— start Material supplied —

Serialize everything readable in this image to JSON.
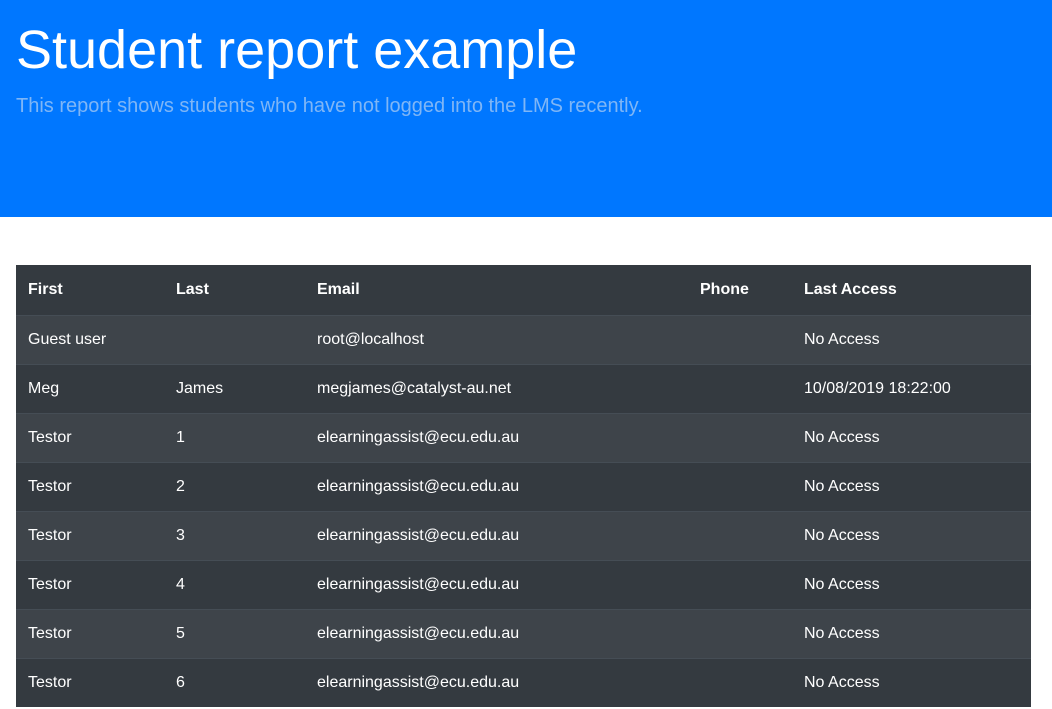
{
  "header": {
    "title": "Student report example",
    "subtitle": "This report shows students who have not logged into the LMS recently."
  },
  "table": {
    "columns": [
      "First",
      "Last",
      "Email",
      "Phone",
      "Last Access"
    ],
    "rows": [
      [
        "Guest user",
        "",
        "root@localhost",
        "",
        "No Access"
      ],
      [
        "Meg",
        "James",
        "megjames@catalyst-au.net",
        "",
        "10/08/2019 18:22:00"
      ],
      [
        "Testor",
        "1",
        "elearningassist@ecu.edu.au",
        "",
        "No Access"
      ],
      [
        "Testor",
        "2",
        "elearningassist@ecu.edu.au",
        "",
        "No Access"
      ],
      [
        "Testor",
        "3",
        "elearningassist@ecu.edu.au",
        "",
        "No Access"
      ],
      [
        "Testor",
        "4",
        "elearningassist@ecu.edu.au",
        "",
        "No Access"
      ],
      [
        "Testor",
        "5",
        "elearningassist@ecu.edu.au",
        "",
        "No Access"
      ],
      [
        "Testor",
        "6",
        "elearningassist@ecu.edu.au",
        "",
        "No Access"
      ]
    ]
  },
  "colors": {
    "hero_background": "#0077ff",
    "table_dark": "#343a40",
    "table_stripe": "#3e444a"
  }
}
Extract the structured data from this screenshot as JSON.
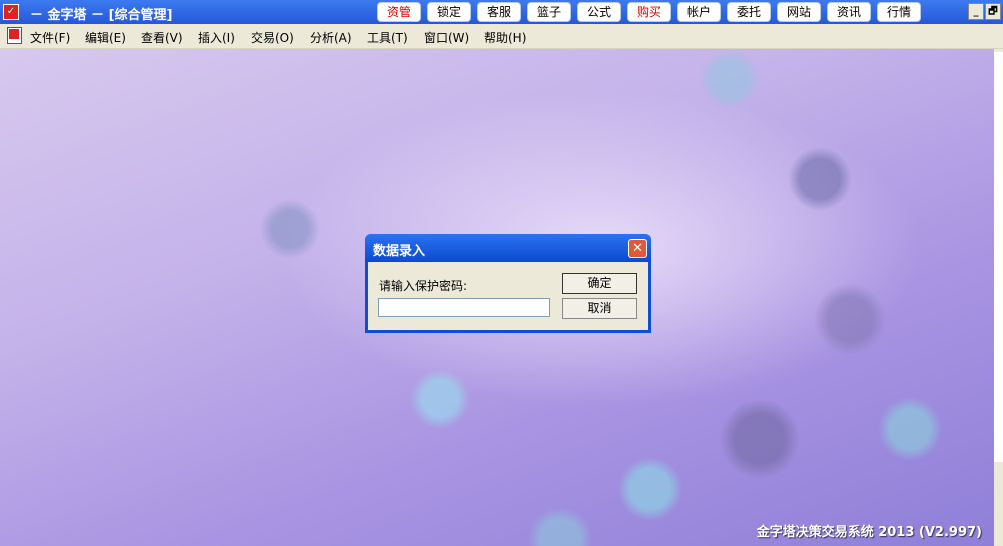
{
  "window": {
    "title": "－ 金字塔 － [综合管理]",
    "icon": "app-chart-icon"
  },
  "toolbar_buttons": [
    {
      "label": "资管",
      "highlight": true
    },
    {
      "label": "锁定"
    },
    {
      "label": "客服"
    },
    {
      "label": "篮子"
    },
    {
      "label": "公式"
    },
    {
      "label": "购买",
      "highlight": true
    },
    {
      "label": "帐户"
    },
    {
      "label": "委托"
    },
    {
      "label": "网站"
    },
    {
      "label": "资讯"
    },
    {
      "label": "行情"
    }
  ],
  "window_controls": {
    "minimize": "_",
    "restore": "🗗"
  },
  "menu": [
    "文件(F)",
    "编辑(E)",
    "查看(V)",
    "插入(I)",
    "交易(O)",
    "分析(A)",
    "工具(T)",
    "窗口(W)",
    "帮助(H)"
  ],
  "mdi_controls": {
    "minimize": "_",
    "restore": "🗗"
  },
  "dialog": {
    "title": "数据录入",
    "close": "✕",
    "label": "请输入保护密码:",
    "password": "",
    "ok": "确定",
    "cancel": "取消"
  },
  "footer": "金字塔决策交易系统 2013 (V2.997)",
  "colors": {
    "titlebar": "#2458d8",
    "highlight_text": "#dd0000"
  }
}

— end Material supplied —

_Your instructions_: Without including the pictures, return each record above exactly as it stands.

_Written response_:
Serialize everything readable in this image to JSON.
{
  "header": {
    "title": "Student report example",
    "subtitle": "This report shows students who have not logged into the LMS recently."
  },
  "table": {
    "columns": [
      "First",
      "Last",
      "Email",
      "Phone",
      "Last Access"
    ],
    "rows": [
      [
        "Guest user",
        "",
        "root@localhost",
        "",
        "No Access"
      ],
      [
        "Meg",
        "James",
        "megjames@catalyst-au.net",
        "",
        "10/08/2019 18:22:00"
      ],
      [
        "Testor",
        "1",
        "elearningassist@ecu.edu.au",
        "",
        "No Access"
      ],
      [
        "Testor",
        "2",
        "elearningassist@ecu.edu.au",
        "",
        "No Access"
      ],
      [
        "Testor",
        "3",
        "elearningassist@ecu.edu.au",
        "",
        "No Access"
      ],
      [
        "Testor",
        "4",
        "elearningassist@ecu.edu.au",
        "",
        "No Access"
      ],
      [
        "Testor",
        "5",
        "elearningassist@ecu.edu.au",
        "",
        "No Access"
      ],
      [
        "Testor",
        "6",
        "elearningassist@ecu.edu.au",
        "",
        "No Access"
      ]
    ]
  },
  "colors": {
    "hero_background": "#0077ff",
    "table_dark": "#343a40",
    "table_stripe": "#3e444a"
  }
}
Extract the structured data from this screenshot as JSON.
{
  "window": {
    "title": "－ 金字塔 － [综合管理]",
    "icon": "app-chart-icon"
  },
  "toolbar_buttons": [
    {
      "label": "资管",
      "highlight": true
    },
    {
      "label": "锁定"
    },
    {
      "label": "客服"
    },
    {
      "label": "篮子"
    },
    {
      "label": "公式"
    },
    {
      "label": "购买",
      "highlight": true
    },
    {
      "label": "帐户"
    },
    {
      "label": "委托"
    },
    {
      "label": "网站"
    },
    {
      "label": "资讯"
    },
    {
      "label": "行情"
    }
  ],
  "window_controls": {
    "minimize": "_",
    "restore": "🗗"
  },
  "menu": [
    "文件(F)",
    "编辑(E)",
    "查看(V)",
    "插入(I)",
    "交易(O)",
    "分析(A)",
    "工具(T)",
    "窗口(W)",
    "帮助(H)"
  ],
  "mdi_controls": {
    "minimize": "_",
    "restore": "🗗"
  },
  "dialog": {
    "title": "数据录入",
    "close": "✕",
    "label": "请输入保护密码:",
    "password": "",
    "ok": "确定",
    "cancel": "取消"
  },
  "footer": "金字塔决策交易系统 2013 (V2.997)",
  "colors": {
    "titlebar": "#2458d8",
    "highlight_text": "#dd0000"
  }
}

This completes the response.